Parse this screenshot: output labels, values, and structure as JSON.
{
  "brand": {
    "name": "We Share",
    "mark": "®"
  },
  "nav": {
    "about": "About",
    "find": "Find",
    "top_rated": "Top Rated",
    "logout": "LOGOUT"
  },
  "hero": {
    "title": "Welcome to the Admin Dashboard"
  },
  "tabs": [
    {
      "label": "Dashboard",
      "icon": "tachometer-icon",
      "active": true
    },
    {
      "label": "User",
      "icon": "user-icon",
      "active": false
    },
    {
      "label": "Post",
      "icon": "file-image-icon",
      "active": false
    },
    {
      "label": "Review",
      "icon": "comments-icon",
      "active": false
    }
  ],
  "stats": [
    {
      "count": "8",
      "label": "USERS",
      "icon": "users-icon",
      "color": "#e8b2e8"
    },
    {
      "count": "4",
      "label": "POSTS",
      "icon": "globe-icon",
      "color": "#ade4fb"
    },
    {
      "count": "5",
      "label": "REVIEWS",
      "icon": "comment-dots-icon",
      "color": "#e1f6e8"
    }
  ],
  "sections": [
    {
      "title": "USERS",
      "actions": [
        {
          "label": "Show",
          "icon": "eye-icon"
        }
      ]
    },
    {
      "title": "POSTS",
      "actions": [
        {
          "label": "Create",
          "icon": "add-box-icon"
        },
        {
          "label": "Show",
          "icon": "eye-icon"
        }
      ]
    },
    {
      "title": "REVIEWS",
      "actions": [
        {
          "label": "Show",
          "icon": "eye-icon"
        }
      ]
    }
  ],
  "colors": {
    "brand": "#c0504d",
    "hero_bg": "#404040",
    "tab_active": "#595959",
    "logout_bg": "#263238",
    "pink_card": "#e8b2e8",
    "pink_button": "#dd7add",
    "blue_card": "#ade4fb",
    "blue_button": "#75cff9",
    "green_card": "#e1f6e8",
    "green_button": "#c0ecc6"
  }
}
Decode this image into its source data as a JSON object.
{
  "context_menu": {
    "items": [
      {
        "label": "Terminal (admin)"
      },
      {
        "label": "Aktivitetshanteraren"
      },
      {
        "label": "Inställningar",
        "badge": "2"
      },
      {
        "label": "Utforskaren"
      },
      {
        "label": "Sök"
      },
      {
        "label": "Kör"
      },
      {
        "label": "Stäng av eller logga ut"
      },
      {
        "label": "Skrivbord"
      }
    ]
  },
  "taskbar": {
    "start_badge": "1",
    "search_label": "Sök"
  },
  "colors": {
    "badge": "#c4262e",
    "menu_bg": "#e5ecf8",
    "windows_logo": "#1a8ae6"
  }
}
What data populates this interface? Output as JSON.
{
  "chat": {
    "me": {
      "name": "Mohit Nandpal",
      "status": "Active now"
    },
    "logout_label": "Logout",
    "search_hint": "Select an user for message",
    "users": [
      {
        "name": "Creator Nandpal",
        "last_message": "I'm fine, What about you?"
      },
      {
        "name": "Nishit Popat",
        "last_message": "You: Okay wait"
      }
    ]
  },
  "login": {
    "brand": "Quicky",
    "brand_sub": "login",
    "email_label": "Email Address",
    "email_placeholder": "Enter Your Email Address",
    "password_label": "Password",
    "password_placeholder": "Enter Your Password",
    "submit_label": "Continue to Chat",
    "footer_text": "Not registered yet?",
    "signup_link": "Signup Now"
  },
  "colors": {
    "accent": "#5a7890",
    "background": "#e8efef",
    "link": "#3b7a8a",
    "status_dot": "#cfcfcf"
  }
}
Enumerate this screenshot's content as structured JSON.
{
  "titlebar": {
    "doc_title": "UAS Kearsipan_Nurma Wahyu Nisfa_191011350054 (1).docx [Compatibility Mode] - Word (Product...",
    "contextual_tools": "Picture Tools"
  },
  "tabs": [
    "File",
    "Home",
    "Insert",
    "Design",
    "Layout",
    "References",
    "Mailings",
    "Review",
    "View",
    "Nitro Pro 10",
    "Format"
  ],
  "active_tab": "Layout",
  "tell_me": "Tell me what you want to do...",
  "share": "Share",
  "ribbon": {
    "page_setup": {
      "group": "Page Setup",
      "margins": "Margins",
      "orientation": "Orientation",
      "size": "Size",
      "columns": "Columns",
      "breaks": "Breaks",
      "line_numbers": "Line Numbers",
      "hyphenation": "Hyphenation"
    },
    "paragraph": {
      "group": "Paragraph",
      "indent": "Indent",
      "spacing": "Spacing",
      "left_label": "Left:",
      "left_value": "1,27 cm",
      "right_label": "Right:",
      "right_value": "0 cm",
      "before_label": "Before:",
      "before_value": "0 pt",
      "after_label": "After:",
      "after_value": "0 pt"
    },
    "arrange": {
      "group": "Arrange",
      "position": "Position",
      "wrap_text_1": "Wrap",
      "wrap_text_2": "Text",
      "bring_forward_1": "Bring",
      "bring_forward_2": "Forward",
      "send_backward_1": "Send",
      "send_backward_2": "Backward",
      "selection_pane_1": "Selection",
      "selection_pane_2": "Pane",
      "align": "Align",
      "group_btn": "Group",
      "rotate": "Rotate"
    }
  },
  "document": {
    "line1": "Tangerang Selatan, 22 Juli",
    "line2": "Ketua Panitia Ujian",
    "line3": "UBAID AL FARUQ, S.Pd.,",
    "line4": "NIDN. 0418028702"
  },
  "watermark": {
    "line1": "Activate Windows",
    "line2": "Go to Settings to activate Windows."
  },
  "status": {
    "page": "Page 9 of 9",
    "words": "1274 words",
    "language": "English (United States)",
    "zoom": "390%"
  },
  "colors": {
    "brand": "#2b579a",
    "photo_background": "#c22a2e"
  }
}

※ ※ ※

WHAT THE TASK REQUIRES => Copy out every line of the data above, exactly as given.

ANSWER =>
Parse this screenshot: output labels, values, and structure as JSON.
{
  "brand": {
    "name": "We Share",
    "mark": "®"
  },
  "nav": {
    "about": "About",
    "find": "Find",
    "top_rated": "Top Rated",
    "logout": "LOGOUT"
  },
  "hero": {
    "title": "Welcome to the Admin Dashboard"
  },
  "tabs": [
    {
      "label": "Dashboard",
      "icon": "tachometer-icon",
      "active": true
    },
    {
      "label": "User",
      "icon": "user-icon",
      "active": false
    },
    {
      "label": "Post",
      "icon": "file-image-icon",
      "active": false
    },
    {
      "label": "Review",
      "icon": "comments-icon",
      "active": false
    }
  ],
  "stats": [
    {
      "count": "8",
      "label": "USERS",
      "icon": "users-icon",
      "color": "#e8b2e8"
    },
    {
      "count": "4",
      "label": "POSTS",
      "icon": "globe-icon",
      "color": "#ade4fb"
    },
    {
      "count": "5",
      "label": "REVIEWS",
      "icon": "comment-dots-icon",
      "color": "#e1f6e8"
    }
  ],
  "sections": [
    {
      "title": "USERS",
      "actions": [
        {
          "label": "Show",
          "icon": "eye-icon"
        }
      ]
    },
    {
      "title": "POSTS",
      "actions": [
        {
          "label": "Create",
          "icon": "add-box-icon"
        },
        {
          "label": "Show",
          "icon": "eye-icon"
        }
      ]
    },
    {
      "title": "REVIEWS",
      "actions": [
        {
          "label": "Show",
          "icon": "eye-icon"
        }
      ]
    }
  ],
  "colors": {
    "brand": "#c0504d",
    "hero_bg": "#404040",
    "tab_active": "#595959",
    "logout_bg": "#263238",
    "pink_card": "#e8b2e8",
    "pink_button": "#dd7add",
    "blue_card": "#ade4fb",
    "blue_button": "#75cff9",
    "green_card": "#e1f6e8",
    "green_button": "#c0ecc6"
  }
}
Decode this image into its source data as a JSON object.
{
  "context_menu": {
    "items": [
      {
        "label": "Terminal (admin)"
      },
      {
        "label": "Aktivitetshanteraren"
      },
      {
        "label": "Inställningar",
        "badge": "2"
      },
      {
        "label": "Utforskaren"
      },
      {
        "label": "Sök"
      },
      {
        "label": "Kör"
      },
      {
        "label": "Stäng av eller logga ut"
      },
      {
        "label": "Skrivbord"
      }
    ]
  },
  "taskbar": {
    "start_badge": "1",
    "search_label": "Sök"
  },
  "colors": {
    "badge": "#c4262e",
    "menu_bg": "#e5ecf8",
    "windows_logo": "#1a8ae6"
  }
}
What data populates this interface? Output as JSON.
{
  "chat": {
    "me": {
      "name": "Mohit Nandpal",
      "status": "Active now"
    },
    "logout_label": "Logout",
    "search_hint": "Select an user for message",
    "users": [
      {
        "name": "Creator Nandpal",
        "last_message": "I'm fine, What about you?"
      },
      {
        "name": "Nishit Popat",
        "last_message": "You: Okay wait"
      }
    ]
  },
  "login": {
    "brand": "Quicky",
    "brand_sub": "login",
    "email_label": "Email Address",
    "email_placeholder": "Enter Your Email Address",
    "password_label": "Password",
    "password_placeholder": "Enter Your Password",
    "submit_label": "Continue to Chat",
    "footer_text": "Not registered yet?",
    "signup_link": "Signup Now"
  },
  "colors": {
    "accent": "#5a7890",
    "background": "#e8efef",
    "link": "#3b7a8a",
    "status_dot": "#cfcfcf"
  }
}
Enumerate this screenshot's content as structured JSON.
{
  "titlebar": {
    "doc_title": "UAS Kearsipan_Nurma Wahyu Nisfa_191011350054 (1).docx [Compatibility Mode] - Word (Product...",
    "contextual_tools": "Picture Tools"
  },
  "tabs": [
    "File",
    "Home",
    "Insert",
    "Design",
    "Layout",
    "References",
    "Mailings",
    "Review",
    "View",
    "Nitro Pro 10",
    "Format"
  ],
  "active_tab": "Layout",
  "tell_me": "Tell me what you want to do...",
  "share": "Share",
  "ribbon": {
    "page_setup": {
      "group": "Page Setup",
      "margins": "Margins",
      "orientation": "Orientation",
      "size": "Size",
      "columns": "Columns",
      "breaks": "Breaks",
      "line_numbers": "Line Numbers",
      "hyphenation": "Hyphenation"
    },
    "paragraph": {
      "group": "Paragraph",
      "indent": "Indent",
      "spacing": "Spacing",
      "left_label": "Left:",
      "left_value": "1,27 cm",
      "right_label": "Right:",
      "right_value": "0 cm",
      "before_label": "Before:",
      "before_value": "0 pt",
      "after_label": "After:",
      "after_value": "0 pt"
    },
    "arrange": {
      "group": "Arrange",
      "position": "Position",
      "wrap_text_1": "Wrap",
      "wrap_text_2": "Text",
      "bring_forward_1": "Bring",
      "bring_forward_2": "Forward",
      "send_backward_1": "Send",
      "send_backward_2": "Backward",
      "selection_pane_1": "Selection",
      "selection_pane_2": "Pane",
      "align": "Align",
      "group_btn": "Group",
      "rotate": "Rotate"
    }
  },
  "document": {
    "line1": "Tangerang Selatan, 22 Juli",
    "line2": "Ketua Panitia Ujian",
    "line3": "UBAID AL FARUQ, S.Pd.,",
    "line4": "NIDN. 0418028702"
  },
  "watermark": {
    "line1": "Activate Windows",
    "line2": "Go to Settings to activate Windows."
  },
  "status": {
    "page": "Page 9 of 9",
    "words": "1274 words",
    "language": "English (United States)",
    "zoom": "390%"
  },
  "colors": {
    "brand": "#2b579a",
    "photo_background": "#c22a2e"
  }
}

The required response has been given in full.